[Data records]
--------------------

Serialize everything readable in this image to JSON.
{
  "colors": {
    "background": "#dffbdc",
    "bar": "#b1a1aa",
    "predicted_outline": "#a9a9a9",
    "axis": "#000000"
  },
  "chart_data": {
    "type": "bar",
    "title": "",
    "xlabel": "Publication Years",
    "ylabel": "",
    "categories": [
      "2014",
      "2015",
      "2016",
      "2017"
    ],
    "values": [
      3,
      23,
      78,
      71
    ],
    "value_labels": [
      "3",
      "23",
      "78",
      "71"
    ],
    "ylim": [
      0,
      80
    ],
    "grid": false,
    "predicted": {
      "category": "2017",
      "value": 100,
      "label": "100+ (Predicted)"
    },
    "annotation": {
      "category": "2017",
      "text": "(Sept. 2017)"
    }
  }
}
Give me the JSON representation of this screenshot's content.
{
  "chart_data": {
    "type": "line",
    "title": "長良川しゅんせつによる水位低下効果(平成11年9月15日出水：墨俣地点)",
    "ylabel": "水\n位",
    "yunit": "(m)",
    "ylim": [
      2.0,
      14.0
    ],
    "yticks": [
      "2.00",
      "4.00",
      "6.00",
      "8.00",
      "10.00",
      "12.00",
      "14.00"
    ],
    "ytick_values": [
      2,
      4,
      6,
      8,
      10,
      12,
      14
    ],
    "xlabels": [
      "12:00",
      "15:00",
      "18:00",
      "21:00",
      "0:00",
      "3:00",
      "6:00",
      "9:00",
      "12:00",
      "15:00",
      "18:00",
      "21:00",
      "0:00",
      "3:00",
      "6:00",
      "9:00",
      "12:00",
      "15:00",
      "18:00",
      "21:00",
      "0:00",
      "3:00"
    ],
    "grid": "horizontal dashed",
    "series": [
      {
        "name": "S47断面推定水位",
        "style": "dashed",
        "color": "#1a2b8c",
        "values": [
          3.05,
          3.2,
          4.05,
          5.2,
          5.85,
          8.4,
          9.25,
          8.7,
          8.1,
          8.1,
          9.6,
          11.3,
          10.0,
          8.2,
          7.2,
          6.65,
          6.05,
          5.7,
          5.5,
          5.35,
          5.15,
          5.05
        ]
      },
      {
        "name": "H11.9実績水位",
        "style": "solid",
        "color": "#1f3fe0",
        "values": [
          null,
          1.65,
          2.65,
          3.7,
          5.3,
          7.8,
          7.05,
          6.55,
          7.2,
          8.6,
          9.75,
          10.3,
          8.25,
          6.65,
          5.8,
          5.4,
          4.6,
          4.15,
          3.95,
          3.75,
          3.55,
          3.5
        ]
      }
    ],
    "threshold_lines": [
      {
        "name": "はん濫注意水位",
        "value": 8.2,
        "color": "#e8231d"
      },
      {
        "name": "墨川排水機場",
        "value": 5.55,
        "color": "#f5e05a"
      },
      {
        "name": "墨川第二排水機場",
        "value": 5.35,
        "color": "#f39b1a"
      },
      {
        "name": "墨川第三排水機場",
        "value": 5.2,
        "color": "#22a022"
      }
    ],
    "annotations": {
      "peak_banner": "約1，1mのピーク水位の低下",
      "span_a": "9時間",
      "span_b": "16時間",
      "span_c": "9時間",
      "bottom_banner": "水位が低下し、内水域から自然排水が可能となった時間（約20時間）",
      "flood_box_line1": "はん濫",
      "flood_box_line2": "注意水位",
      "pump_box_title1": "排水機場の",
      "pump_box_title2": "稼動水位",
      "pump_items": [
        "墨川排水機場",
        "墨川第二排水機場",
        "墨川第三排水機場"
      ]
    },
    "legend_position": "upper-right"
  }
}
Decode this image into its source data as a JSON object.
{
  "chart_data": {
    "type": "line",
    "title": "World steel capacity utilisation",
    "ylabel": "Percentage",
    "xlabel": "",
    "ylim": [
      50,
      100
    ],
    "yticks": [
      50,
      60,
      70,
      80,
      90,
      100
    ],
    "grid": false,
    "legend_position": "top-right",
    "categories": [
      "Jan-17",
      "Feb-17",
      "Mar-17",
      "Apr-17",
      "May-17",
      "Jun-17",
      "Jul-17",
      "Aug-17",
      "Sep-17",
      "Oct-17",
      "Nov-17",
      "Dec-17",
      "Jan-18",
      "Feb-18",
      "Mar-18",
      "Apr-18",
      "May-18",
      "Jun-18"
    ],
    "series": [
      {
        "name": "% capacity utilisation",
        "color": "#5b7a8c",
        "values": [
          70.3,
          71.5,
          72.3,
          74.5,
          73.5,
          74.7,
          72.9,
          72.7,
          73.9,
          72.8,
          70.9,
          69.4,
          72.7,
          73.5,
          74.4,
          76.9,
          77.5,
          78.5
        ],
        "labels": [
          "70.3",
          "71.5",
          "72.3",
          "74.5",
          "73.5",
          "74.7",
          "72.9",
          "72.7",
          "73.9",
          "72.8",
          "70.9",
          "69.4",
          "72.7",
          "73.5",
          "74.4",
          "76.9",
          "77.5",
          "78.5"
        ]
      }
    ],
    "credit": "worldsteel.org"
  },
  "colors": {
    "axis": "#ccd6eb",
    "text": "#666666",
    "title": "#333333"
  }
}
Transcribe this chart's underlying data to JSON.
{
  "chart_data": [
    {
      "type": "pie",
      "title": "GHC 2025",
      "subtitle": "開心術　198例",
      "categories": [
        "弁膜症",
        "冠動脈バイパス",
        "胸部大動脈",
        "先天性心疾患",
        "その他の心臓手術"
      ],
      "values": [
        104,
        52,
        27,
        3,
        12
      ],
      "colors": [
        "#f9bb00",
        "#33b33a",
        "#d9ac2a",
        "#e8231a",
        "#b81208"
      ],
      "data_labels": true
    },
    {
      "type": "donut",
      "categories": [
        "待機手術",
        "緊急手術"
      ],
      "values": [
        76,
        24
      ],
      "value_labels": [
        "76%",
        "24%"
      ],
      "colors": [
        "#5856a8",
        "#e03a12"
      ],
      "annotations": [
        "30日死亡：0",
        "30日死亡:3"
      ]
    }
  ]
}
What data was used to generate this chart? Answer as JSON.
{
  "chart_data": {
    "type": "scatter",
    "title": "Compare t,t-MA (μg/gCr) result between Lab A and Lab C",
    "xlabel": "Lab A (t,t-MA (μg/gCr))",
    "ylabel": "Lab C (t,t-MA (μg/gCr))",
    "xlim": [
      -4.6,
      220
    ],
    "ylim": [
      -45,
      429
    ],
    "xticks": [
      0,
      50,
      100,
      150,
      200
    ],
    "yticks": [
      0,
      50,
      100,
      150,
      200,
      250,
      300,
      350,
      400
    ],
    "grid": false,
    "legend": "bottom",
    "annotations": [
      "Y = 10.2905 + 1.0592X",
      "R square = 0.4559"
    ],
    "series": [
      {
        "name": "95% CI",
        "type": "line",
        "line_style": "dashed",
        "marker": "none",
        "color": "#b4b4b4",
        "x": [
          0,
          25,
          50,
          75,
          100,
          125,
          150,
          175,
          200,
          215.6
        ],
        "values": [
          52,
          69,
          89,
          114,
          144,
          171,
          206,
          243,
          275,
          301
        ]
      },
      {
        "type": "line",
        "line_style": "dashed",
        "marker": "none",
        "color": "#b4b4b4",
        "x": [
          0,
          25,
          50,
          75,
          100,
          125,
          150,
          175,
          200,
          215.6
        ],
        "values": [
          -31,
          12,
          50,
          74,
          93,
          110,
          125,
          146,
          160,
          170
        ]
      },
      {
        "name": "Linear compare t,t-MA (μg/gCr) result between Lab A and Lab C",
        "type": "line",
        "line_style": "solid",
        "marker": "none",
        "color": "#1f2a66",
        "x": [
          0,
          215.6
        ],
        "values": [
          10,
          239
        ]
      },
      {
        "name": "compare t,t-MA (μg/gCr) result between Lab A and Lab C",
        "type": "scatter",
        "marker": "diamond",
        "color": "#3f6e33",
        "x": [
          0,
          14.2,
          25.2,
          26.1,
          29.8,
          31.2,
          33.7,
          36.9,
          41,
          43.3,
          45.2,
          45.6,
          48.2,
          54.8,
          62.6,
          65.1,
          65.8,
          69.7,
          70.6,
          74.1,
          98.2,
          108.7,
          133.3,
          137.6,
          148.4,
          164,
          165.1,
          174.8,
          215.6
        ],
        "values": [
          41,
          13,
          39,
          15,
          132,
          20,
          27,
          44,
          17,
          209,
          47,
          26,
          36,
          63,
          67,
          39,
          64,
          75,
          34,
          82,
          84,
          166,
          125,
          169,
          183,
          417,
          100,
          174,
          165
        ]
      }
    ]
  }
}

--------------------

◆ **Your instructions**
Pick out every line above that holds the word "this" and copy it.

◆ **Task answer**
Serialize everything readable in this image to JSON.
Give me the JSON representation of this screenshot's content.
Decode this image into its source data as a JSON object.
Transcribe this chart's underlying data to JSON.
What data was used to generate this chart? Answer as JSON.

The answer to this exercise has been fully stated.